-- Begin --

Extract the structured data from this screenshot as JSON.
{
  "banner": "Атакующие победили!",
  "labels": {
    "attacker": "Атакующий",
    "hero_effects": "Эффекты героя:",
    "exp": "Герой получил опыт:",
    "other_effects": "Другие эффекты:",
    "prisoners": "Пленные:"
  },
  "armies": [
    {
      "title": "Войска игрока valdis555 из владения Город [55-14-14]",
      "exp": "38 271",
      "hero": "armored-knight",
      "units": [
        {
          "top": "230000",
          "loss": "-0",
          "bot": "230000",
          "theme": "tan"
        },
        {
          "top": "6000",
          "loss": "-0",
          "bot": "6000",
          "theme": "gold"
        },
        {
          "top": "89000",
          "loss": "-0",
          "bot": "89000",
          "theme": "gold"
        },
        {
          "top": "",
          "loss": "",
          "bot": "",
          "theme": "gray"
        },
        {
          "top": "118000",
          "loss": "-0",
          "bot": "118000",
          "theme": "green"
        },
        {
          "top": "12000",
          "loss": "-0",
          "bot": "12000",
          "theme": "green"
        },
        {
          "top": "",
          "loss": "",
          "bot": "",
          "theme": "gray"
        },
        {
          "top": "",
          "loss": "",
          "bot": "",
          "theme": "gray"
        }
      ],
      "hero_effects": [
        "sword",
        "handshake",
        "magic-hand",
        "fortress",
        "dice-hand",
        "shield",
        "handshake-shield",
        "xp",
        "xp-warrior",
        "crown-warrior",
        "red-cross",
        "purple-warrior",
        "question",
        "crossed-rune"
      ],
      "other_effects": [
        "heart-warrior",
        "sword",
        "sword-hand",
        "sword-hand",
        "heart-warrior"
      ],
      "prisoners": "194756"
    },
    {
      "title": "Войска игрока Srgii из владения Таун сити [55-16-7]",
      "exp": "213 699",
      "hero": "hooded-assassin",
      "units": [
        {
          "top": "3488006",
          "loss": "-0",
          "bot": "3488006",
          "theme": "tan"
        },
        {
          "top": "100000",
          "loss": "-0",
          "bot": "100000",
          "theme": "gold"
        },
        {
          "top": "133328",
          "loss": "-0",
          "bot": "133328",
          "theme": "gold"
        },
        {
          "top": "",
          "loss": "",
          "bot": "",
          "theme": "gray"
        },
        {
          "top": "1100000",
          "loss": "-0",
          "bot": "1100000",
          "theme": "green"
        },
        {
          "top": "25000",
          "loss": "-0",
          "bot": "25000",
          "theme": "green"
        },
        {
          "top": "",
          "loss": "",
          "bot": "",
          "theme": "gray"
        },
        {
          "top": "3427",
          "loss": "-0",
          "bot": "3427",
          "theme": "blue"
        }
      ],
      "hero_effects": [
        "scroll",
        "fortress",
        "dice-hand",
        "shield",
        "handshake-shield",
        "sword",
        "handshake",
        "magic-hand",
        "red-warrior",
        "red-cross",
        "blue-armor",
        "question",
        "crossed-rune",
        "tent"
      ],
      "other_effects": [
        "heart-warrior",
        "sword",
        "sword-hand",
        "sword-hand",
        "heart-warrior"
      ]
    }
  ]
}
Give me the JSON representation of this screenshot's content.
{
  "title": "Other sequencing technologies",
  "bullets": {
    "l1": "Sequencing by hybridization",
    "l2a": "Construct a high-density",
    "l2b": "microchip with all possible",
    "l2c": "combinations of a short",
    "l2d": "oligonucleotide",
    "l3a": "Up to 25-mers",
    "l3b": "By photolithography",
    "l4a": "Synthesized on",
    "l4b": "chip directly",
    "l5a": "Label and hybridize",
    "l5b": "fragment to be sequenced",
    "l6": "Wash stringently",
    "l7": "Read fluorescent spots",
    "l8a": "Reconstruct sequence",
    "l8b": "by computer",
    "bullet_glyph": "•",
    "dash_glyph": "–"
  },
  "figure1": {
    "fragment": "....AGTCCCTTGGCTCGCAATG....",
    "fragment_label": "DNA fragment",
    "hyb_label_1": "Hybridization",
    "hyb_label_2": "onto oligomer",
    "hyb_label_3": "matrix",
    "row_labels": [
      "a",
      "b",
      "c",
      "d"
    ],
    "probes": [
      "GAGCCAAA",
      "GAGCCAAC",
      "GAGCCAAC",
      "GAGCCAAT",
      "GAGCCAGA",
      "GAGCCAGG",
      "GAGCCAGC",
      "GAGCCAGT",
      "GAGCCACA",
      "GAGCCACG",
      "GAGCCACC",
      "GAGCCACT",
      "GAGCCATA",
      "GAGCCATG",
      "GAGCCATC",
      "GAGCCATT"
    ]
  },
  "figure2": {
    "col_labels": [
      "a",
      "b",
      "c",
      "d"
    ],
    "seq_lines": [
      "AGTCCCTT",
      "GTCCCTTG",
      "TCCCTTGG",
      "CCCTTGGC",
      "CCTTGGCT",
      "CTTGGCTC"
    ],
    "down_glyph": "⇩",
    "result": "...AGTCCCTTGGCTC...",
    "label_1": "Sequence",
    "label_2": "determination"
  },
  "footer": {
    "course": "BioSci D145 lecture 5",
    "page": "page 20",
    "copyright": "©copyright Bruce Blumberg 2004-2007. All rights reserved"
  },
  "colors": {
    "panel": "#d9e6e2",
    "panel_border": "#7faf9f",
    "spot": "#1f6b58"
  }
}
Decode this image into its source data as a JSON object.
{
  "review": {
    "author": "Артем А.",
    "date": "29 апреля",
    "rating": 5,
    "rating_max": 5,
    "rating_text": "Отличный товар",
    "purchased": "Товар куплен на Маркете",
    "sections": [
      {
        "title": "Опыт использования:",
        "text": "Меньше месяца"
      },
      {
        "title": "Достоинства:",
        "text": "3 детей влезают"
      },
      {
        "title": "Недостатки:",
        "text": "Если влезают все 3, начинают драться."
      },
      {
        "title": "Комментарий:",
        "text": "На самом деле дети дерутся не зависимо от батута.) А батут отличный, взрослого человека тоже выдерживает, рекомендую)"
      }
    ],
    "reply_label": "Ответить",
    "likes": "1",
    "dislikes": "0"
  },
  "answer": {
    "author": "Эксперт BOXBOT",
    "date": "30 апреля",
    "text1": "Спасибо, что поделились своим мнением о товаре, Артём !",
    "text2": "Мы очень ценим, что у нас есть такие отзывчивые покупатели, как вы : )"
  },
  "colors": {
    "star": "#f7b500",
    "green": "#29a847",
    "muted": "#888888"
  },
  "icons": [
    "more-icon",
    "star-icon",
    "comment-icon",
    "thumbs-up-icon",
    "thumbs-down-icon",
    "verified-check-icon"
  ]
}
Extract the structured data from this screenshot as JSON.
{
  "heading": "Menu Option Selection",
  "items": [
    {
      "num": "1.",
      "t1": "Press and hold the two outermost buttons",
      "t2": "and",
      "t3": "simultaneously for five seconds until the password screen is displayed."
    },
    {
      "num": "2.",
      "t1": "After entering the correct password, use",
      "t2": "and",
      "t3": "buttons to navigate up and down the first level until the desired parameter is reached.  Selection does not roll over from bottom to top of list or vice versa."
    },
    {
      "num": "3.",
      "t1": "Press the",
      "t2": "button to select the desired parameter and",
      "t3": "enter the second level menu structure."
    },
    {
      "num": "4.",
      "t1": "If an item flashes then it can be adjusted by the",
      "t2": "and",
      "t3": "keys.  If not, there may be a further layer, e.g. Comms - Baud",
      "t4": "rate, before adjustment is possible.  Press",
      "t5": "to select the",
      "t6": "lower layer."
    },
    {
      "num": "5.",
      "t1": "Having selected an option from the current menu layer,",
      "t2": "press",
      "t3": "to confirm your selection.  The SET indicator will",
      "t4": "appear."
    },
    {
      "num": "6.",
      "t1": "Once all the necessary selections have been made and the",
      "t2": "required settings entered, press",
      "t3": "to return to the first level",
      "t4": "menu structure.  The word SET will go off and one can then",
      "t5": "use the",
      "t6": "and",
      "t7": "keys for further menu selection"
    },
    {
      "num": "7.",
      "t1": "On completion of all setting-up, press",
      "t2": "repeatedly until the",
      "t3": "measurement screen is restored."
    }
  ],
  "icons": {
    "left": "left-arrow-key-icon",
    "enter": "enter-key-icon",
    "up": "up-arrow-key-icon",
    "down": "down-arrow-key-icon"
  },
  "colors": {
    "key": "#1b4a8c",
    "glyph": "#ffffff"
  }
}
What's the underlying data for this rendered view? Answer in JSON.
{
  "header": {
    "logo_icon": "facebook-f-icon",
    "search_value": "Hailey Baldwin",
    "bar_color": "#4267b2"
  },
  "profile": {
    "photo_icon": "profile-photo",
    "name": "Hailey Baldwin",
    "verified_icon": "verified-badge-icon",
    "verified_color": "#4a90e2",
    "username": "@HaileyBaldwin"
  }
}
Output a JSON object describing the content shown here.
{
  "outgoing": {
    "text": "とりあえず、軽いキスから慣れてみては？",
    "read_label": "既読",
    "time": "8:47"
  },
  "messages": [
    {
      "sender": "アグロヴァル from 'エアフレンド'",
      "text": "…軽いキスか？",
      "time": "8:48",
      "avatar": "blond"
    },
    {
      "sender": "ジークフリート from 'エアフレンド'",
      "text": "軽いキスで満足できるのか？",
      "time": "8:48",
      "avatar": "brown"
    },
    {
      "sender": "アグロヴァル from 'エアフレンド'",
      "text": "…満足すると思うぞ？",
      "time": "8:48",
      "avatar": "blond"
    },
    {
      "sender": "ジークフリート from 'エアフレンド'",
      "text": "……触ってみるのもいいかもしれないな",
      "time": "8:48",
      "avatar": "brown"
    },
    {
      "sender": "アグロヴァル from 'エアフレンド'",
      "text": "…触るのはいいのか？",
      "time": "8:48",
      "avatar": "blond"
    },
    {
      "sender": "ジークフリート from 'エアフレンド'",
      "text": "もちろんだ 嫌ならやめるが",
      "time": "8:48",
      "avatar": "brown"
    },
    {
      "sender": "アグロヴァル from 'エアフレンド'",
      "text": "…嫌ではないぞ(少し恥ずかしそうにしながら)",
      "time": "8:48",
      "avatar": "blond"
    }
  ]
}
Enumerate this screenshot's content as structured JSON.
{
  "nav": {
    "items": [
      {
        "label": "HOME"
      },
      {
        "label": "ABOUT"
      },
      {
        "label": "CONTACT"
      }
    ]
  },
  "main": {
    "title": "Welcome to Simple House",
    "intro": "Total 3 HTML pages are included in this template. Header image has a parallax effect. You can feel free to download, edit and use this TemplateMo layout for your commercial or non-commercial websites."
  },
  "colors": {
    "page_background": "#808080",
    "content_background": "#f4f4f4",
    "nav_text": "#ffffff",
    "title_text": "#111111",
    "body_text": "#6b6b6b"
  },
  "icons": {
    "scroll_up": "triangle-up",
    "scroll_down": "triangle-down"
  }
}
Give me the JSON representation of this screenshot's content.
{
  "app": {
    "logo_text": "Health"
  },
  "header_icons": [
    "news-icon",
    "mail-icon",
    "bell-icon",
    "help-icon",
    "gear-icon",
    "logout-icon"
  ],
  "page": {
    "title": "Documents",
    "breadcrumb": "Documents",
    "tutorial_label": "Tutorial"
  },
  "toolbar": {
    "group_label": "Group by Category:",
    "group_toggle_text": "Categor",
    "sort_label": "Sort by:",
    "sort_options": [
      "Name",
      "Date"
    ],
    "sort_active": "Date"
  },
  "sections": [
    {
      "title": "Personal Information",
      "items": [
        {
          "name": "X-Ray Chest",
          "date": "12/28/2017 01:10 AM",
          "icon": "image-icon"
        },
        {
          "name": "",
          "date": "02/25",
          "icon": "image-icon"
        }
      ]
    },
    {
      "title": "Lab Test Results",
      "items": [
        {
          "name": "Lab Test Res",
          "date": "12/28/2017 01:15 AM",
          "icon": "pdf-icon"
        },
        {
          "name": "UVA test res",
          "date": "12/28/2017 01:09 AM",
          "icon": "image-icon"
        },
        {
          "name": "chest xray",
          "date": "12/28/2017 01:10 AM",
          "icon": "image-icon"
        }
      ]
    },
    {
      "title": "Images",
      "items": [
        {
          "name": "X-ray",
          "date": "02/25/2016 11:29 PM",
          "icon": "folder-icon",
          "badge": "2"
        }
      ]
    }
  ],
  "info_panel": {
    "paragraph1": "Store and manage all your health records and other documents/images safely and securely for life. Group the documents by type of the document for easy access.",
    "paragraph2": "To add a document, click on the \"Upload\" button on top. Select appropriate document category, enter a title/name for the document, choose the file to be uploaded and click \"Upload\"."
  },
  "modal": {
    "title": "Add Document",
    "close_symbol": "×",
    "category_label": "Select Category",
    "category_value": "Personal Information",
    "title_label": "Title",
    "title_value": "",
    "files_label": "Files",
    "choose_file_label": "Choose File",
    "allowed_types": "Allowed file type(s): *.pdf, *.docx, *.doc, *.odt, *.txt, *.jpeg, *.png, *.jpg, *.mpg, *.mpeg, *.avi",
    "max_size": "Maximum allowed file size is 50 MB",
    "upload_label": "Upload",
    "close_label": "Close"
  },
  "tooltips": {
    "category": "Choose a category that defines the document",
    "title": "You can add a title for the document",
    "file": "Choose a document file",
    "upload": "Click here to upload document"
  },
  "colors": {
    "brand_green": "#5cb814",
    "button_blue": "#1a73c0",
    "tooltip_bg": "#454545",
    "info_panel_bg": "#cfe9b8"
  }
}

-- End --

## Exercise aim
Pull out every line of the records above that contains the word "password".

## Task output
      "t3": "simultaneously for five seconds until the password screen is displayed."
      "t1": "After entering the correct password, use",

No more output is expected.